# [WORK TO COMPLETE]
Transcribe the records that follow exactly. Skip the pictures.

# [ENTRIES PROVIDED]
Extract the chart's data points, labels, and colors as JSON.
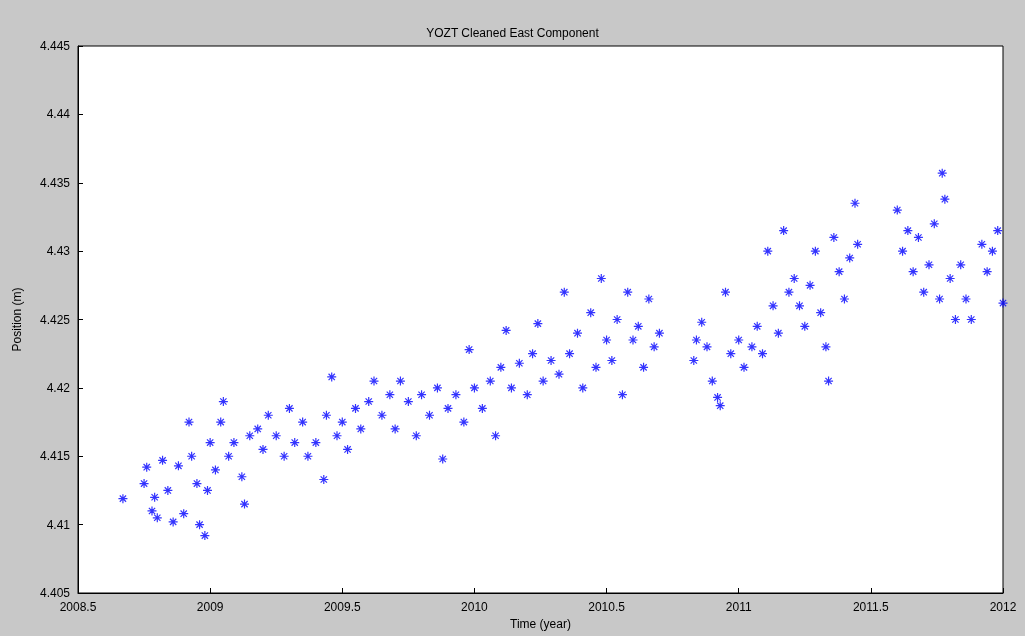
{
  "chart_data": {
    "type": "scatter",
    "title": "YOZT Cleaned East Component",
    "xlabel": "Time (year)",
    "ylabel": "Position (m)",
    "xlim": [
      2008.5,
      2012
    ],
    "xticks": [
      2008.5,
      2009,
      2009.5,
      2010,
      2010.5,
      2011,
      2011.5,
      2012
    ],
    "ylim": [
      4.405,
      4.445
    ],
    "yticks": [
      4.405,
      4.41,
      4.415,
      4.42,
      4.425,
      4.43,
      4.435,
      4.44,
      4.445
    ],
    "grid": false,
    "marker": "cross",
    "series": [
      {
        "color": "#0000ff",
        "x": [
          2008.67,
          2008.75,
          2008.76,
          2008.78,
          2008.79,
          2008.8,
          2008.82,
          2008.84,
          2008.86,
          2008.88,
          2008.9,
          2008.92,
          2008.93,
          2008.95,
          2008.96,
          2008.98,
          2008.99,
          2009.0,
          2009.02,
          2009.04,
          2009.05,
          2009.07,
          2009.09,
          2009.12,
          2009.13,
          2009.15,
          2009.18,
          2009.2,
          2009.22,
          2009.25,
          2009.28,
          2009.3,
          2009.32,
          2009.35,
          2009.37,
          2009.4,
          2009.43,
          2009.44,
          2009.46,
          2009.48,
          2009.5,
          2009.52,
          2009.55,
          2009.57,
          2009.6,
          2009.62,
          2009.65,
          2009.68,
          2009.7,
          2009.72,
          2009.75,
          2009.78,
          2009.8,
          2009.83,
          2009.86,
          2009.88,
          2009.9,
          2009.93,
          2009.96,
          2009.98,
          2010.0,
          2010.03,
          2010.06,
          2010.08,
          2010.1,
          2010.12,
          2010.14,
          2010.17,
          2010.2,
          2010.22,
          2010.24,
          2010.26,
          2010.29,
          2010.32,
          2010.34,
          2010.36,
          2010.39,
          2010.41,
          2010.44,
          2010.46,
          2010.48,
          2010.5,
          2010.52,
          2010.54,
          2010.56,
          2010.58,
          2010.6,
          2010.62,
          2010.64,
          2010.66,
          2010.68,
          2010.7,
          2010.83,
          2010.84,
          2010.86,
          2010.88,
          2010.9,
          2010.92,
          2010.93,
          2010.95,
          2010.97,
          2011.0,
          2011.02,
          2011.05,
          2011.07,
          2011.09,
          2011.11,
          2011.13,
          2011.15,
          2011.17,
          2011.19,
          2011.21,
          2011.23,
          2011.25,
          2011.27,
          2011.29,
          2011.31,
          2011.33,
          2011.34,
          2011.36,
          2011.38,
          2011.4,
          2011.42,
          2011.44,
          2011.45,
          2011.6,
          2011.62,
          2011.64,
          2011.66,
          2011.68,
          2011.7,
          2011.72,
          2011.74,
          2011.76,
          2011.77,
          2011.78,
          2011.8,
          2011.82,
          2011.84,
          2011.86,
          2011.88,
          2011.92,
          2011.94,
          2011.96,
          2011.98,
          2012.0
        ],
        "values": [
          4.4119,
          4.413,
          4.4142,
          4.411,
          4.412,
          4.4105,
          4.4147,
          4.4125,
          4.4102,
          4.4143,
          4.4108,
          4.4175,
          4.415,
          4.413,
          4.41,
          4.4092,
          4.4125,
          4.416,
          4.414,
          4.4175,
          4.419,
          4.415,
          4.416,
          4.4135,
          4.4115,
          4.4165,
          4.417,
          4.4155,
          4.418,
          4.4165,
          4.415,
          4.4185,
          4.416,
          4.4175,
          4.415,
          4.416,
          4.4133,
          4.418,
          4.4208,
          4.4165,
          4.4175,
          4.4155,
          4.4185,
          4.417,
          4.419,
          4.4205,
          4.418,
          4.4195,
          4.417,
          4.4205,
          4.419,
          4.4165,
          4.4195,
          4.418,
          4.42,
          4.4148,
          4.4185,
          4.4195,
          4.4175,
          4.4228,
          4.42,
          4.4185,
          4.4205,
          4.4165,
          4.4215,
          4.4242,
          4.42,
          4.4218,
          4.4195,
          4.4225,
          4.4247,
          4.4205,
          4.422,
          4.421,
          4.427,
          4.4225,
          4.424,
          4.42,
          4.4255,
          4.4215,
          4.428,
          4.4235,
          4.422,
          4.425,
          4.4195,
          4.427,
          4.4235,
          4.4245,
          4.4215,
          4.4265,
          4.423,
          4.424,
          4.422,
          4.4235,
          4.4248,
          4.423,
          4.4205,
          4.4193,
          4.4187,
          4.427,
          4.4225,
          4.4235,
          4.4215,
          4.423,
          4.4245,
          4.4225,
          4.43,
          4.426,
          4.424,
          4.4315,
          4.427,
          4.428,
          4.426,
          4.4245,
          4.4275,
          4.43,
          4.4255,
          4.423,
          4.4205,
          4.431,
          4.4285,
          4.4265,
          4.4295,
          4.4335,
          4.4305,
          4.433,
          4.43,
          4.4315,
          4.4285,
          4.431,
          4.427,
          4.429,
          4.432,
          4.4265,
          4.4357,
          4.4338,
          4.428,
          4.425,
          4.429,
          4.4265,
          4.425,
          4.4305,
          4.4285,
          4.43,
          4.4315,
          4.4262
        ]
      }
    ]
  }
}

# [REPLY]
Extract the chart's data points, labels, and colors as JSON.
{
  "chart_data": {
    "type": "scatter",
    "title": "YOZT Cleaned East Component",
    "xlabel": "Time (year)",
    "ylabel": "Position (m)",
    "xlim": [
      2008.5,
      2012
    ],
    "xticks": [
      2008.5,
      2009,
      2009.5,
      2010,
      2010.5,
      2011,
      2011.5,
      2012
    ],
    "ylim": [
      4.405,
      4.445
    ],
    "yticks": [
      4.405,
      4.41,
      4.415,
      4.42,
      4.425,
      4.43,
      4.435,
      4.44,
      4.445
    ],
    "grid": false,
    "marker": "cross",
    "series": [
      {
        "color": "#0000ff",
        "x": [
          2008.67,
          2008.75,
          2008.76,
          2008.78,
          2008.79,
          2008.8,
          2008.82,
          2008.84,
          2008.86,
          2008.88,
          2008.9,
          2008.92,
          2008.93,
          2008.95,
          2008.96,
          2008.98,
          2008.99,
          2009.0,
          2009.02,
          2009.04,
          2009.05,
          2009.07,
          2009.09,
          2009.12,
          2009.13,
          2009.15,
          2009.18,
          2009.2,
          2009.22,
          2009.25,
          2009.28,
          2009.3,
          2009.32,
          2009.35,
          2009.37,
          2009.4,
          2009.43,
          2009.44,
          2009.46,
          2009.48,
          2009.5,
          2009.52,
          2009.55,
          2009.57,
          2009.6,
          2009.62,
          2009.65,
          2009.68,
          2009.7,
          2009.72,
          2009.75,
          2009.78,
          2009.8,
          2009.83,
          2009.86,
          2009.88,
          2009.9,
          2009.93,
          2009.96,
          2009.98,
          2010.0,
          2010.03,
          2010.06,
          2010.08,
          2010.1,
          2010.12,
          2010.14,
          2010.17,
          2010.2,
          2010.22,
          2010.24,
          2010.26,
          2010.29,
          2010.32,
          2010.34,
          2010.36,
          2010.39,
          2010.41,
          2010.44,
          2010.46,
          2010.48,
          2010.5,
          2010.52,
          2010.54,
          2010.56,
          2010.58,
          2010.6,
          2010.62,
          2010.64,
          2010.66,
          2010.68,
          2010.7,
          2010.83,
          2010.84,
          2010.86,
          2010.88,
          2010.9,
          2010.92,
          2010.93,
          2010.95,
          2010.97,
          2011.0,
          2011.02,
          2011.05,
          2011.07,
          2011.09,
          2011.11,
          2011.13,
          2011.15,
          2011.17,
          2011.19,
          2011.21,
          2011.23,
          2011.25,
          2011.27,
          2011.29,
          2011.31,
          2011.33,
          2011.34,
          2011.36,
          2011.38,
          2011.4,
          2011.42,
          2011.44,
          2011.45,
          2011.6,
          2011.62,
          2011.64,
          2011.66,
          2011.68,
          2011.7,
          2011.72,
          2011.74,
          2011.76,
          2011.77,
          2011.78,
          2011.8,
          2011.82,
          2011.84,
          2011.86,
          2011.88,
          2011.92,
          2011.94,
          2011.96,
          2011.98,
          2012.0
        ],
        "values": [
          4.4119,
          4.413,
          4.4142,
          4.411,
          4.412,
          4.4105,
          4.4147,
          4.4125,
          4.4102,
          4.4143,
          4.4108,
          4.4175,
          4.415,
          4.413,
          4.41,
          4.4092,
          4.4125,
          4.416,
          4.414,
          4.4175,
          4.419,
          4.415,
          4.416,
          4.4135,
          4.4115,
          4.4165,
          4.417,
          4.4155,
          4.418,
          4.4165,
          4.415,
          4.4185,
          4.416,
          4.4175,
          4.415,
          4.416,
          4.4133,
          4.418,
          4.4208,
          4.4165,
          4.4175,
          4.4155,
          4.4185,
          4.417,
          4.419,
          4.4205,
          4.418,
          4.4195,
          4.417,
          4.4205,
          4.419,
          4.4165,
          4.4195,
          4.418,
          4.42,
          4.4148,
          4.4185,
          4.4195,
          4.4175,
          4.4228,
          4.42,
          4.4185,
          4.4205,
          4.4165,
          4.4215,
          4.4242,
          4.42,
          4.4218,
          4.4195,
          4.4225,
          4.4247,
          4.4205,
          4.422,
          4.421,
          4.427,
          4.4225,
          4.424,
          4.42,
          4.4255,
          4.4215,
          4.428,
          4.4235,
          4.422,
          4.425,
          4.4195,
          4.427,
          4.4235,
          4.4245,
          4.4215,
          4.4265,
          4.423,
          4.424,
          4.422,
          4.4235,
          4.4248,
          4.423,
          4.4205,
          4.4193,
          4.4187,
          4.427,
          4.4225,
          4.4235,
          4.4215,
          4.423,
          4.4245,
          4.4225,
          4.43,
          4.426,
          4.424,
          4.4315,
          4.427,
          4.428,
          4.426,
          4.4245,
          4.4275,
          4.43,
          4.4255,
          4.423,
          4.4205,
          4.431,
          4.4285,
          4.4265,
          4.4295,
          4.4335,
          4.4305,
          4.433,
          4.43,
          4.4315,
          4.4285,
          4.431,
          4.427,
          4.429,
          4.432,
          4.4265,
          4.4357,
          4.4338,
          4.428,
          4.425,
          4.429,
          4.4265,
          4.425,
          4.4305,
          4.4285,
          4.43,
          4.4315,
          4.4262
        ]
      }
    ]
  }
}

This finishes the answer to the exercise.